- _Your goal_: Repeat all entries exactly.

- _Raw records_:
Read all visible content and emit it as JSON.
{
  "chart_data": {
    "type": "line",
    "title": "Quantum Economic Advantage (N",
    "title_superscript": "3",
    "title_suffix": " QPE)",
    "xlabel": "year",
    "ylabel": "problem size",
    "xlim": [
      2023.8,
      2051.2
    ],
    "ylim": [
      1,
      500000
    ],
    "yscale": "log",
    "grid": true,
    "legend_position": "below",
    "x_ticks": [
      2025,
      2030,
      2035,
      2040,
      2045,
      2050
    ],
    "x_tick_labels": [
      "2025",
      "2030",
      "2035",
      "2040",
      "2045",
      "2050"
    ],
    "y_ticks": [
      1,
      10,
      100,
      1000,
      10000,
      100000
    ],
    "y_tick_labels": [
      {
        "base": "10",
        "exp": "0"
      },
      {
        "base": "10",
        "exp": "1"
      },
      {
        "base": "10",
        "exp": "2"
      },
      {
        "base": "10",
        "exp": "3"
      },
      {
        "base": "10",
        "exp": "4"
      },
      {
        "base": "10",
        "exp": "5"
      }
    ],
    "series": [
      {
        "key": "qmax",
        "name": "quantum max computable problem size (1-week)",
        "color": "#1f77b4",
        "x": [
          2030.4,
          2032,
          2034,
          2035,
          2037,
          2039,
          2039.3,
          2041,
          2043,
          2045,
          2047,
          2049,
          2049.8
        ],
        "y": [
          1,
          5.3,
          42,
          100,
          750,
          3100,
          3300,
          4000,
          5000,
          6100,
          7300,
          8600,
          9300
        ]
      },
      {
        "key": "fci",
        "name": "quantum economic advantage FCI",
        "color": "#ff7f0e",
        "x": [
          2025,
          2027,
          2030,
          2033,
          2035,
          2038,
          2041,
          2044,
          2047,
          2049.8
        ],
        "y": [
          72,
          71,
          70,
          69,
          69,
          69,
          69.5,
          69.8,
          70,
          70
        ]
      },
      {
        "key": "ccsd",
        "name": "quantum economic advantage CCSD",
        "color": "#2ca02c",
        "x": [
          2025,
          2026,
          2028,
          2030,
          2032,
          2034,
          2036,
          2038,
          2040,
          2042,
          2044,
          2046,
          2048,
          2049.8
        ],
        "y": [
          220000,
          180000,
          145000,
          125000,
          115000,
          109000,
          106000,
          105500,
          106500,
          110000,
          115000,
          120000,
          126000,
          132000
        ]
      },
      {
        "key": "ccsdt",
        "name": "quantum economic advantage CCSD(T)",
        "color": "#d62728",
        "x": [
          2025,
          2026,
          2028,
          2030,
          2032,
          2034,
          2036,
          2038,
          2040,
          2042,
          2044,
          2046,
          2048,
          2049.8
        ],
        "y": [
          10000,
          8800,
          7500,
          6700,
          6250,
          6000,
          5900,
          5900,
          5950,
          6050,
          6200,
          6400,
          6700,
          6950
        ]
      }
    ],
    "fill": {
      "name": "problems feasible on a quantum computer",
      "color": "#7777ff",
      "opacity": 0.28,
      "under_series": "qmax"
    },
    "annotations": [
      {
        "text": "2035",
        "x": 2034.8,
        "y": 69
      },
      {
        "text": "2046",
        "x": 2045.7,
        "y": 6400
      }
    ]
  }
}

- _Complete response_:
Read all visible content and emit it as JSON.
{
  "chart_data": {
    "type": "line",
    "title": "Quantum Economic Advantage (N",
    "title_superscript": "3",
    "title_suffix": " QPE)",
    "xlabel": "year",
    "ylabel": "problem size",
    "xlim": [
      2023.8,
      2051.2
    ],
    "ylim": [
      1,
      500000
    ],
    "yscale": "log",
    "grid": true,
    "legend_position": "below",
    "x_ticks": [
      2025,
      2030,
      2035,
      2040,
      2045,
      2050
    ],
    "x_tick_labels": [
      "2025",
      "2030",
      "2035",
      "2040",
      "2045",
      "2050"
    ],
    "y_ticks": [
      1,
      10,
      100,
      1000,
      10000,
      100000
    ],
    "y_tick_labels": [
      {
        "base": "10",
        "exp": "0"
      },
      {
        "base": "10",
        "exp": "1"
      },
      {
        "base": "10",
        "exp": "2"
      },
      {
        "base": "10",
        "exp": "3"
      },
      {
        "base": "10",
        "exp": "4"
      },
      {
        "base": "10",
        "exp": "5"
      }
    ],
    "series": [
      {
        "key": "qmax",
        "name": "quantum max computable problem size (1-week)",
        "color": "#1f77b4",
        "x": [
          2030.4,
          2032,
          2034,
          2035,
          2037,
          2039,
          2039.3,
          2041,
          2043,
          2045,
          2047,
          2049,
          2049.8
        ],
        "y": [
          1,
          5.3,
          42,
          100,
          750,
          3100,
          3300,
          4000,
          5000,
          6100,
          7300,
          8600,
          9300
        ]
      },
      {
        "key": "fci",
        "name": "quantum economic advantage FCI",
        "color": "#ff7f0e",
        "x": [
          2025,
          2027,
          2030,
          2033,
          2035,
          2038,
          2041,
          2044,
          2047,
          2049.8
        ],
        "y": [
          72,
          71,
          70,
          69,
          69,
          69,
          69.5,
          69.8,
          70,
          70
        ]
      },
      {
        "key": "ccsd",
        "name": "quantum economic advantage CCSD",
        "color": "#2ca02c",
        "x": [
          2025,
          2026,
          2028,
          2030,
          2032,
          2034,
          2036,
          2038,
          2040,
          2042,
          2044,
          2046,
          2048,
          2049.8
        ],
        "y": [
          220000,
          180000,
          145000,
          125000,
          115000,
          109000,
          106000,
          105500,
          106500,
          110000,
          115000,
          120000,
          126000,
          132000
        ]
      },
      {
        "key": "ccsdt",
        "name": "quantum economic advantage CCSD(T)",
        "color": "#d62728",
        "x": [
          2025,
          2026,
          2028,
          2030,
          2032,
          2034,
          2036,
          2038,
          2040,
          2042,
          2044,
          2046,
          2048,
          2049.8
        ],
        "y": [
          10000,
          8800,
          7500,
          6700,
          6250,
          6000,
          5900,
          5900,
          5950,
          6050,
          6200,
          6400,
          6700,
          6950
        ]
      }
    ],
    "fill": {
      "name": "problems feasible on a quantum computer",
      "color": "#7777ff",
      "opacity": 0.28,
      "under_series": "qmax"
    },
    "annotations": [
      {
        "text": "2035",
        "x": 2034.8,
        "y": 69
      },
      {
        "text": "2046",
        "x": 2045.7,
        "y": 6400
      }
    ]
  }
}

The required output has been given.